Reproduce every record below exactly as written, but leave out any pictures.
+++
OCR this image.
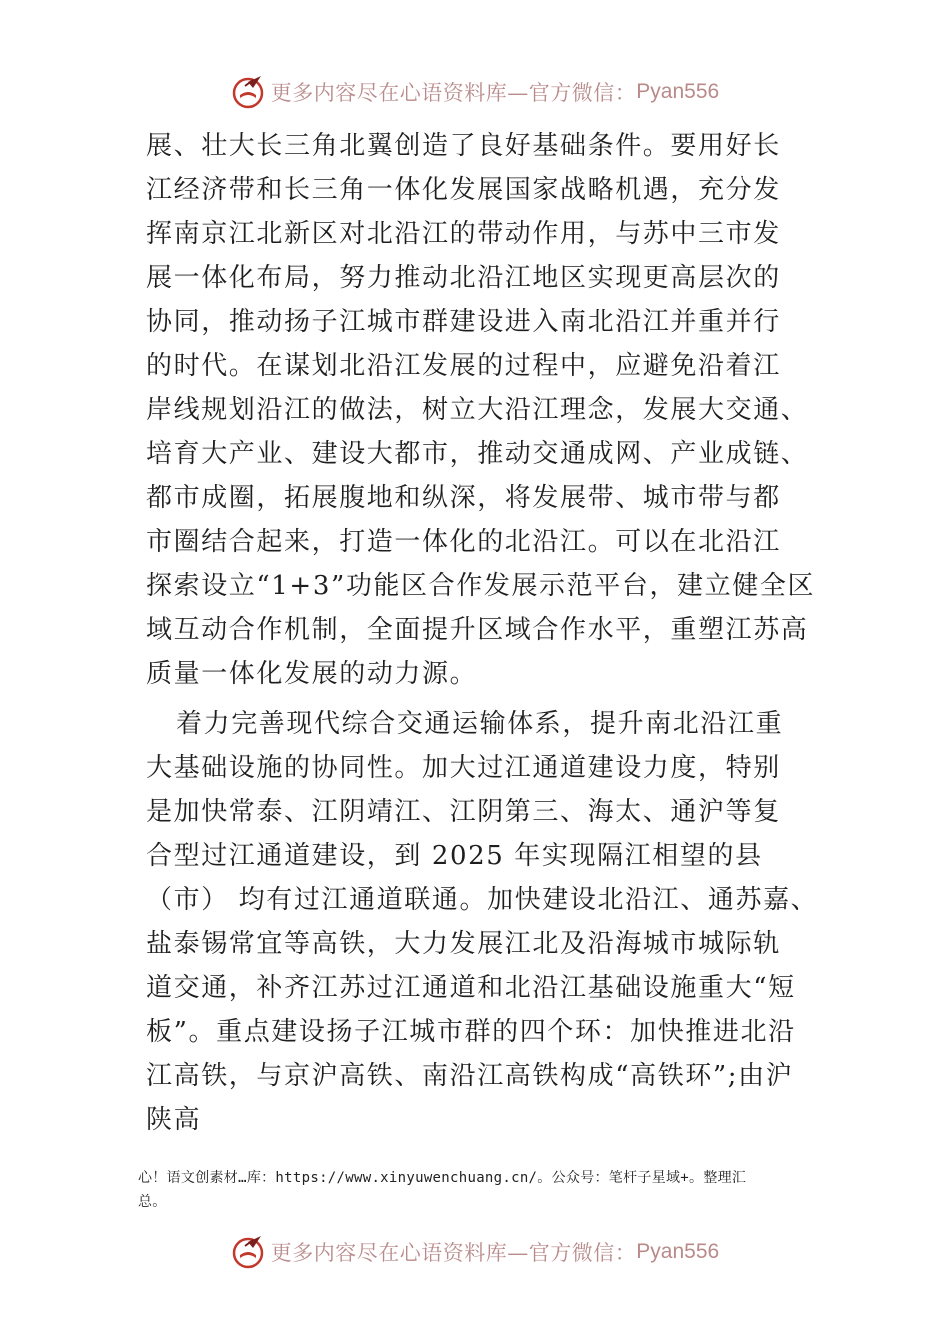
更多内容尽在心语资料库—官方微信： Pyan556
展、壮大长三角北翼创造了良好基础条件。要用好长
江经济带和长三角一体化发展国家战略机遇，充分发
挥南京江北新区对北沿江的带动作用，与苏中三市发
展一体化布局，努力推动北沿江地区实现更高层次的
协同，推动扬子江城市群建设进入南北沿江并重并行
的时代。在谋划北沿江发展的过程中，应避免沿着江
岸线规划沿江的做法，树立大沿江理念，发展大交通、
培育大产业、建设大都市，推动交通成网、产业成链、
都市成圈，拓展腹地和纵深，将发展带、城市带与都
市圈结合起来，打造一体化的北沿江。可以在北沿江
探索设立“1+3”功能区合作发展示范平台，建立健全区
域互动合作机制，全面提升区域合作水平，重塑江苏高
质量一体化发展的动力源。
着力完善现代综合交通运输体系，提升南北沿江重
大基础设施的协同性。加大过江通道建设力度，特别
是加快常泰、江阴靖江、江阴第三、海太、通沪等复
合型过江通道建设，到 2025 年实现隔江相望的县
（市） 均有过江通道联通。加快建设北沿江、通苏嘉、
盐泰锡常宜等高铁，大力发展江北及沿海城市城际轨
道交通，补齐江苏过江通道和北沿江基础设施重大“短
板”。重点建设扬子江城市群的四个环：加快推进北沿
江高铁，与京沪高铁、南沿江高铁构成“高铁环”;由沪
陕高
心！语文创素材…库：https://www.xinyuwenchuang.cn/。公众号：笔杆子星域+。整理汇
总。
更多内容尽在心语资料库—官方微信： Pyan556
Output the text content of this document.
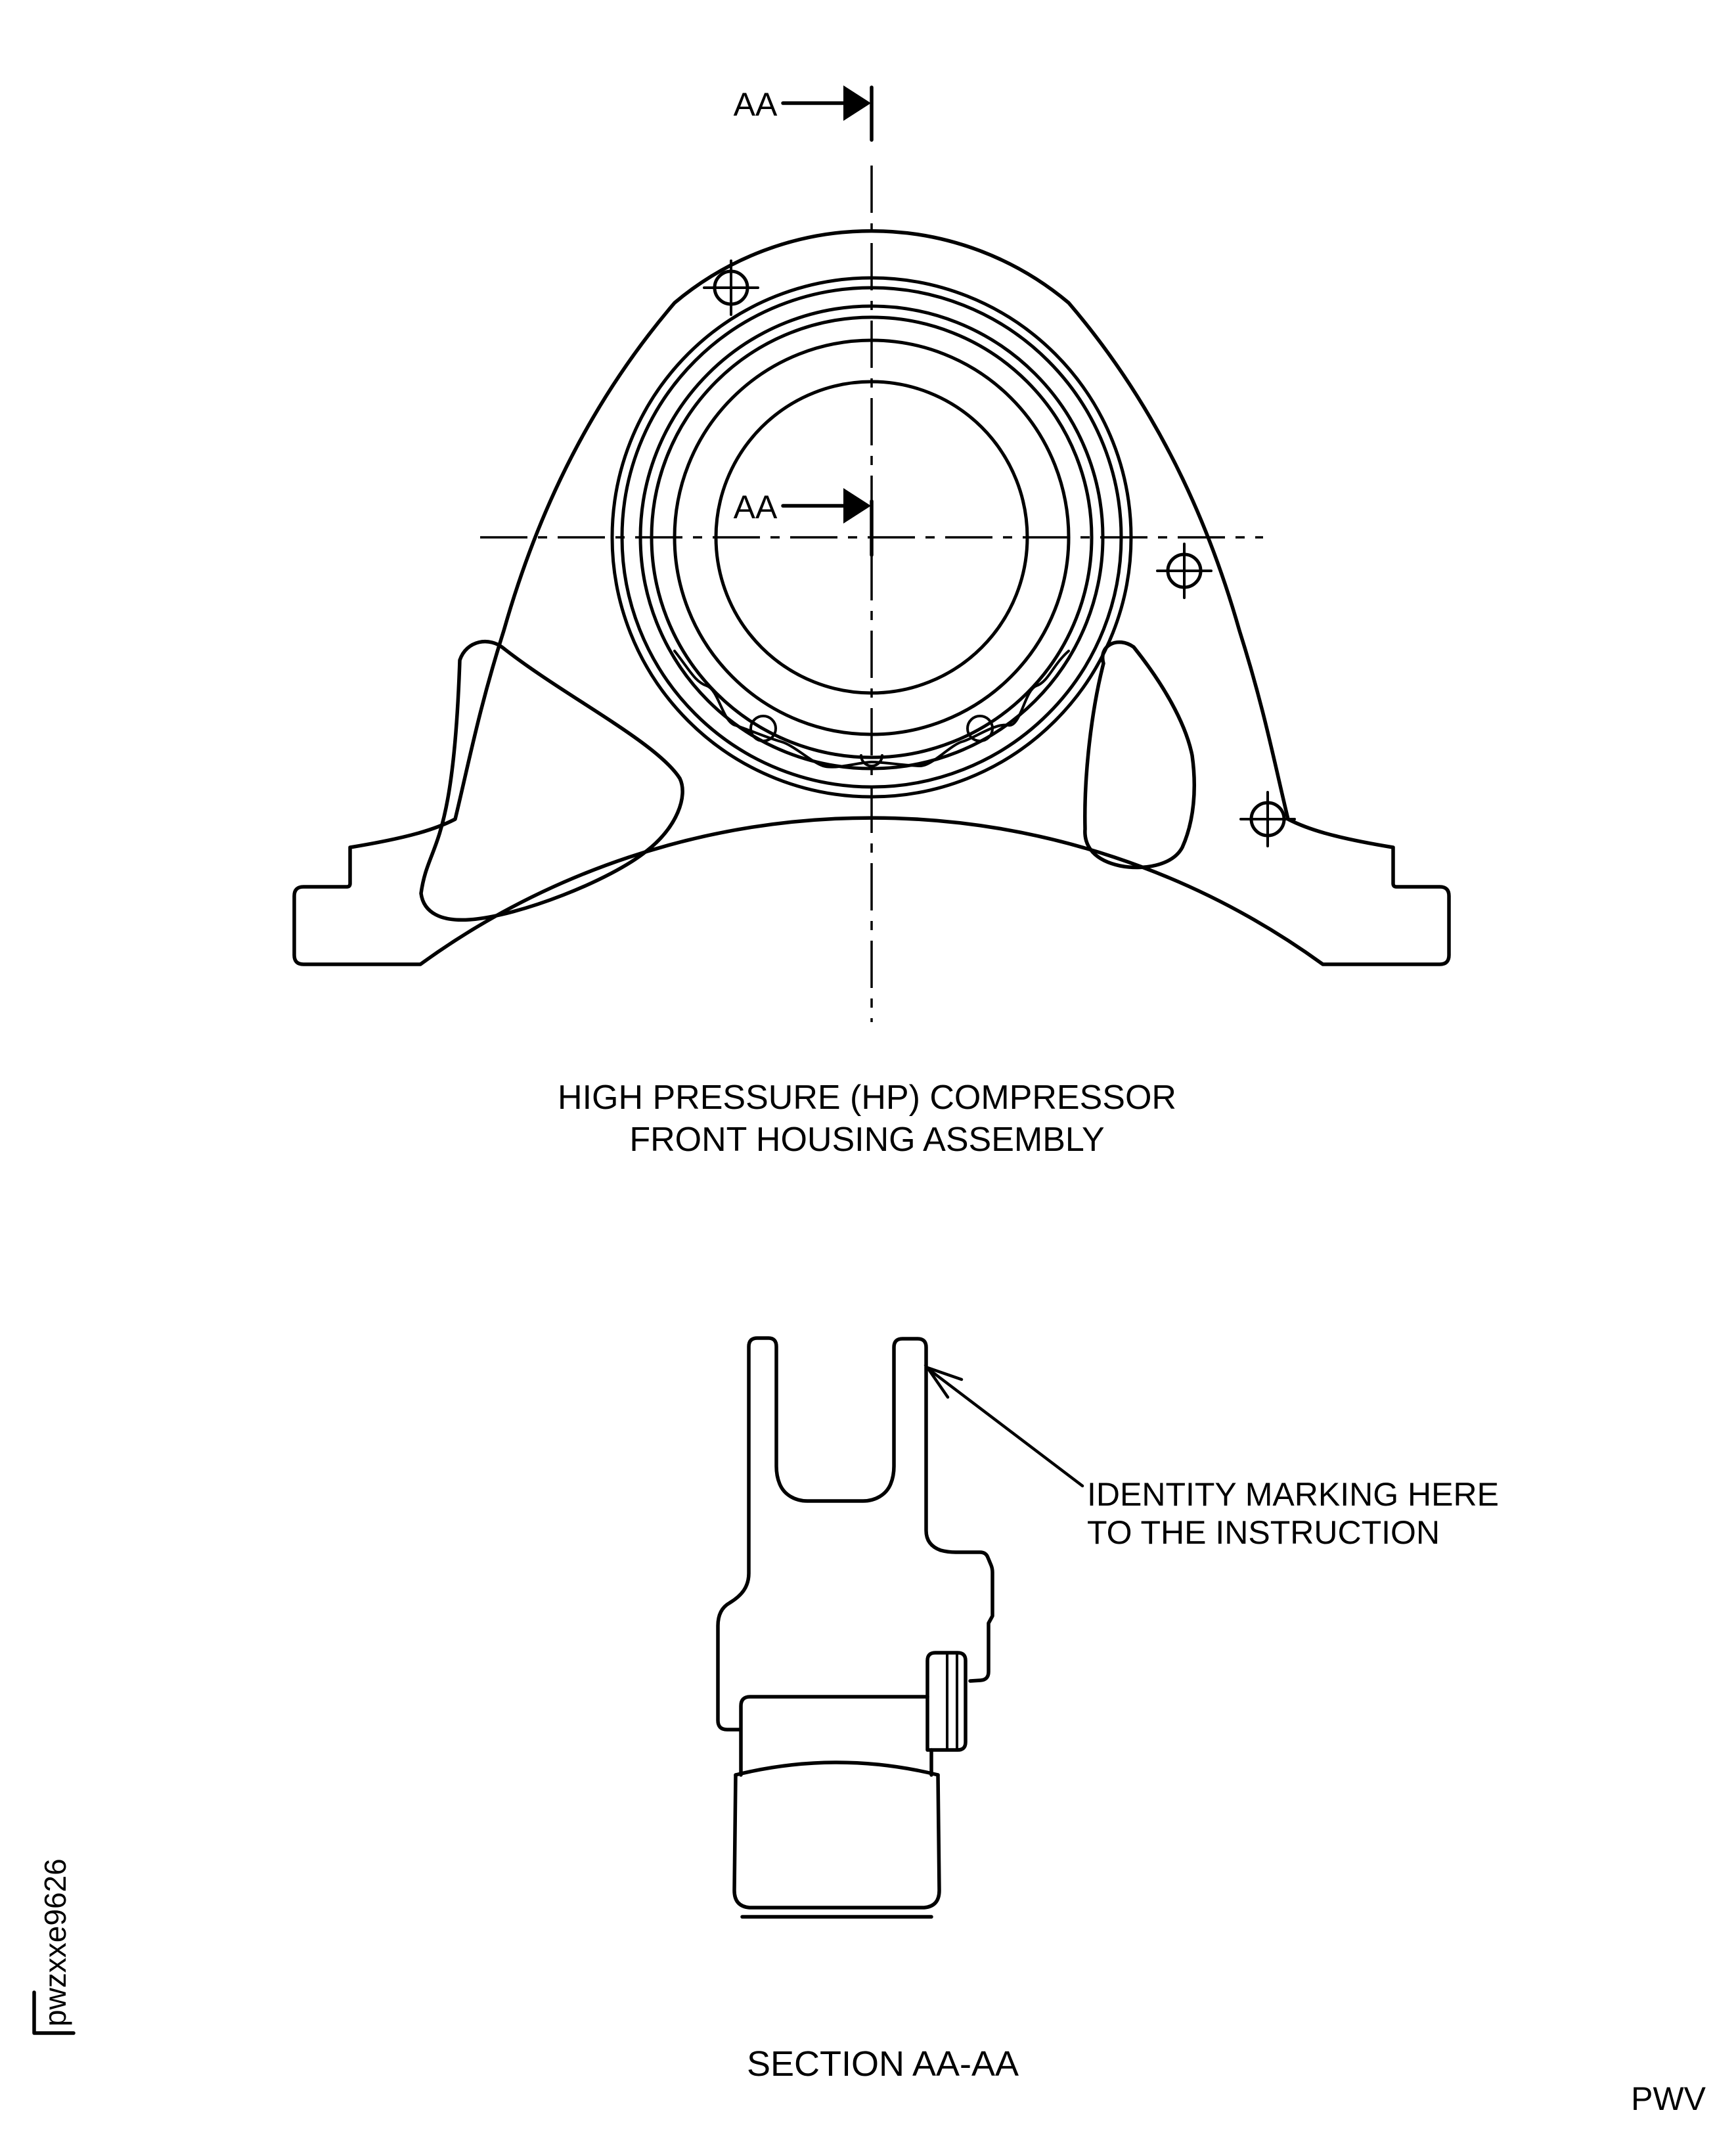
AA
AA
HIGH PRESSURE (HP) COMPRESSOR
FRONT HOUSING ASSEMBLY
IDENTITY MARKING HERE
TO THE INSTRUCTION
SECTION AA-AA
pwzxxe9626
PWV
+++
## Completed exercise
OCR this image.
更多内容尽在心语资料库—官方微信： Pyan556
展、壮大长三角北翼创造了良好基础条件。要用好长
江经济带和长三角一体化发展国家战略机遇，充分发
挥南京江北新区对北沿江的带动作用，与苏中三市发
展一体化布局，努力推动北沿江地区实现更高层次的
协同，推动扬子江城市群建设进入南北沿江并重并行
的时代。在谋划北沿江发展的过程中，应避免沿着江
岸线规划沿江的做法，树立大沿江理念，发展大交通、
培育大产业、建设大都市，推动交通成网、产业成链、
都市成圈，拓展腹地和纵深，将发展带、城市带与都
市圈结合起来，打造一体化的北沿江。可以在北沿江
探索设立“1+3”功能区合作发展示范平台，建立健全区
域互动合作机制，全面提升区域合作水平，重塑江苏高
质量一体化发展的动力源。
着力完善现代综合交通运输体系，提升南北沿江重
大基础设施的协同性。加大过江通道建设力度，特别
是加快常泰、江阴靖江、江阴第三、海太、通沪等复
合型过江通道建设，到 2025 年实现隔江相望的县
（市） 均有过江通道联通。加快建设北沿江、通苏嘉、
盐泰锡常宜等高铁，大力发展江北及沿海城市城际轨
道交通，补齐江苏过江通道和北沿江基础设施重大“短
板”。重点建设扬子江城市群的四个环：加快推进北沿
江高铁，与京沪高铁、南沿江高铁构成“高铁环”;由沪
陕高
心！语文创素材…库：https://www.xinyuwenchuang.cn/。公众号：笔杆子星域+。整理汇
总。
更多内容尽在心语资料库—官方微信： Pyan556
Output the text content of this document.
AA
AA
HIGH PRESSURE (HP) COMPRESSOR
FRONT HOUSING ASSEMBLY
IDENTITY MARKING HERE
TO THE INSTRUCTION
SECTION AA-AA
pwzxxe9626
PWV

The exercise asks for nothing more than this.